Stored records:
• • • • •

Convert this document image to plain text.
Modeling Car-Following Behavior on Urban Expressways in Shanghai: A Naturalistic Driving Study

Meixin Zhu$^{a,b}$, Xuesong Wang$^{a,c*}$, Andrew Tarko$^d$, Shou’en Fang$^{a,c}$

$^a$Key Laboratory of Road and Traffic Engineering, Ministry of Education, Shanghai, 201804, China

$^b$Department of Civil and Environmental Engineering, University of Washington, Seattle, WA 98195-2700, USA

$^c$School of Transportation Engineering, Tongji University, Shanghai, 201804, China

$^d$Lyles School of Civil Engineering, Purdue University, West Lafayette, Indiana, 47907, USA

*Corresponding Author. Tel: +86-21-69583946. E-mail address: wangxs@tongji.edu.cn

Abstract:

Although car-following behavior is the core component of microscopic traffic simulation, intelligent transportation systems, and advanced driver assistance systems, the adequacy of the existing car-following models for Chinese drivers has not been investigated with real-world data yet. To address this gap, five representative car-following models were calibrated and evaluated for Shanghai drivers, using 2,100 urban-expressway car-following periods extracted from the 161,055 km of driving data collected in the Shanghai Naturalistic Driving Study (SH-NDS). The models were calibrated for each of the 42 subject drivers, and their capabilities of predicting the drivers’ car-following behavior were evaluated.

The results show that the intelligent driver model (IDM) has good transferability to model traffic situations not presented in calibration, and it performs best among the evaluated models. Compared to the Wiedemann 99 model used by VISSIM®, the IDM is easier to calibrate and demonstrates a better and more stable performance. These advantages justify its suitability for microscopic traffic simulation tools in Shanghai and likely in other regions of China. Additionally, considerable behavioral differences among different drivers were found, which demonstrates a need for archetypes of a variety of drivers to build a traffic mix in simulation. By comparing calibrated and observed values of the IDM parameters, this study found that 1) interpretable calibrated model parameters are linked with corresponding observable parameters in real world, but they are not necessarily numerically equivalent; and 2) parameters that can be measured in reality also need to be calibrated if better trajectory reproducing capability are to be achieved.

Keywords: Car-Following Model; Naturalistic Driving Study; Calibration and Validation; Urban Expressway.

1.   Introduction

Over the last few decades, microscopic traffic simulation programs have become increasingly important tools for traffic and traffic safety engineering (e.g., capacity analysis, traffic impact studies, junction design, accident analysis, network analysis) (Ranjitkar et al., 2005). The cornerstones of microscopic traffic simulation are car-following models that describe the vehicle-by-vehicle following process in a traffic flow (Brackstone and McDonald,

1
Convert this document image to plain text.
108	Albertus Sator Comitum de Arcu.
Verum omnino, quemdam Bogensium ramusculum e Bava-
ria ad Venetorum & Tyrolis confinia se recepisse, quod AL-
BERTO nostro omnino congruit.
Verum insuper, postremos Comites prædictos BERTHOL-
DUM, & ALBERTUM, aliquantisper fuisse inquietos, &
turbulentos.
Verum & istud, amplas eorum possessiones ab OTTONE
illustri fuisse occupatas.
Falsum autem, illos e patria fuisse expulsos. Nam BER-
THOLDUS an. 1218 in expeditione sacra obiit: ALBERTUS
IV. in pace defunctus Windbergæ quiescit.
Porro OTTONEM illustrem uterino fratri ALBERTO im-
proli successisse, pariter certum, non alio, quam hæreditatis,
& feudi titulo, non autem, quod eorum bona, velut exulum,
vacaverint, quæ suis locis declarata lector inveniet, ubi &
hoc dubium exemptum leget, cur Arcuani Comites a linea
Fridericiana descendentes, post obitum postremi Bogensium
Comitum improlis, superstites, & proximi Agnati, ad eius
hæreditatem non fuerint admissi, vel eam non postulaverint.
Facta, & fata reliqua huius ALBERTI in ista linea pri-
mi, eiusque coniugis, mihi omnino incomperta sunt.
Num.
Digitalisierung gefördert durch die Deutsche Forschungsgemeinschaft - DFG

• • • • •

SHORT PROBLEM:
Would you give the material above again, complete and exact?

RESULT OF THIS TASK:
Convert this document image to plain text.
Modeling Car-Following Behavior on Urban Expressways in Shanghai: A Naturalistic Driving Study

Meixin Zhu$^{a,b}$, Xuesong Wang$^{a,c*}$, Andrew Tarko$^d$, Shou’en Fang$^{a,c}$

$^a$Key Laboratory of Road and Traffic Engineering, Ministry of Education, Shanghai, 201804, China

$^b$Department of Civil and Environmental Engineering, University of Washington, Seattle, WA 98195-2700, USA

$^c$School of Transportation Engineering, Tongji University, Shanghai, 201804, China

$^d$Lyles School of Civil Engineering, Purdue University, West Lafayette, Indiana, 47907, USA

*Corresponding Author. Tel: +86-21-69583946. E-mail address: wangxs@tongji.edu.cn

Abstract:

Although car-following behavior is the core component of microscopic traffic simulation, intelligent transportation systems, and advanced driver assistance systems, the adequacy of the existing car-following models for Chinese drivers has not been investigated with real-world data yet. To address this gap, five representative car-following models were calibrated and evaluated for Shanghai drivers, using 2,100 urban-expressway car-following periods extracted from the 161,055 km of driving data collected in the Shanghai Naturalistic Driving Study (SH-NDS). The models were calibrated for each of the 42 subject drivers, and their capabilities of predicting the drivers’ car-following behavior were evaluated.

The results show that the intelligent driver model (IDM) has good transferability to model traffic situations not presented in calibration, and it performs best among the evaluated models. Compared to the Wiedemann 99 model used by VISSIM®, the IDM is easier to calibrate and demonstrates a better and more stable performance. These advantages justify its suitability for microscopic traffic simulation tools in Shanghai and likely in other regions of China. Additionally, considerable behavioral differences among different drivers were found, which demonstrates a need for archetypes of a variety of drivers to build a traffic mix in simulation. By comparing calibrated and observed values of the IDM parameters, this study found that 1) interpretable calibrated model parameters are linked with corresponding observable parameters in real world, but they are not necessarily numerically equivalent; and 2) parameters that can be measured in reality also need to be calibrated if better trajectory reproducing capability are to be achieved.

Keywords: Car-Following Model; Naturalistic Driving Study; Calibration and Validation; Urban Expressway.

1.   Introduction

Over the last few decades, microscopic traffic simulation programs have become increasingly important tools for traffic and traffic safety engineering (e.g., capacity analysis, traffic impact studies, junction design, accident analysis, network analysis) (Ranjitkar et al., 2005). The cornerstones of microscopic traffic simulation are car-following models that describe the vehicle-by-vehicle following process in a traffic flow (Brackstone and McDonald,

1
Convert this document image to plain text.
108	Albertus Sator Comitum de Arcu.
Verum omnino, quemdam Bogensium ramusculum e Bava-
ria ad Venetorum & Tyrolis confinia se recepisse, quod AL-
BERTO nostro omnino congruit.
Verum insuper, postremos Comites prædictos BERTHOL-
DUM, & ALBERTUM, aliquantisper fuisse inquietos, &
turbulentos.
Verum & istud, amplas eorum possessiones ab OTTONE
illustri fuisse occupatas.
Falsum autem, illos e patria fuisse expulsos. Nam BER-
THOLDUS an. 1218 in expeditione sacra obiit: ALBERTUS
IV. in pace defunctus Windbergæ quiescit.
Porro OTTONEM illustrem uterino fratri ALBERTO im-
proli successisse, pariter certum, non alio, quam hæreditatis,
& feudi titulo, non autem, quod eorum bona, velut exulum,
vacaverint, quæ suis locis declarata lector inveniet, ubi &
hoc dubium exemptum leget, cur Arcuani Comites a linea
Fridericiana descendentes, post obitum postremi Bogensium
Comitum improlis, superstites, & proximi Agnati, ad eius
hæreditatem non fuerint admissi, vel eam non postulaverint.
Facta, & fata reliqua huius ALBERTI in ista linea pri-
mi, eiusque coniugis, mihi omnino incomperta sunt.
Num.
Digitalisierung gefördert durch die Deutsche Forschungsgemeinschaft - DFG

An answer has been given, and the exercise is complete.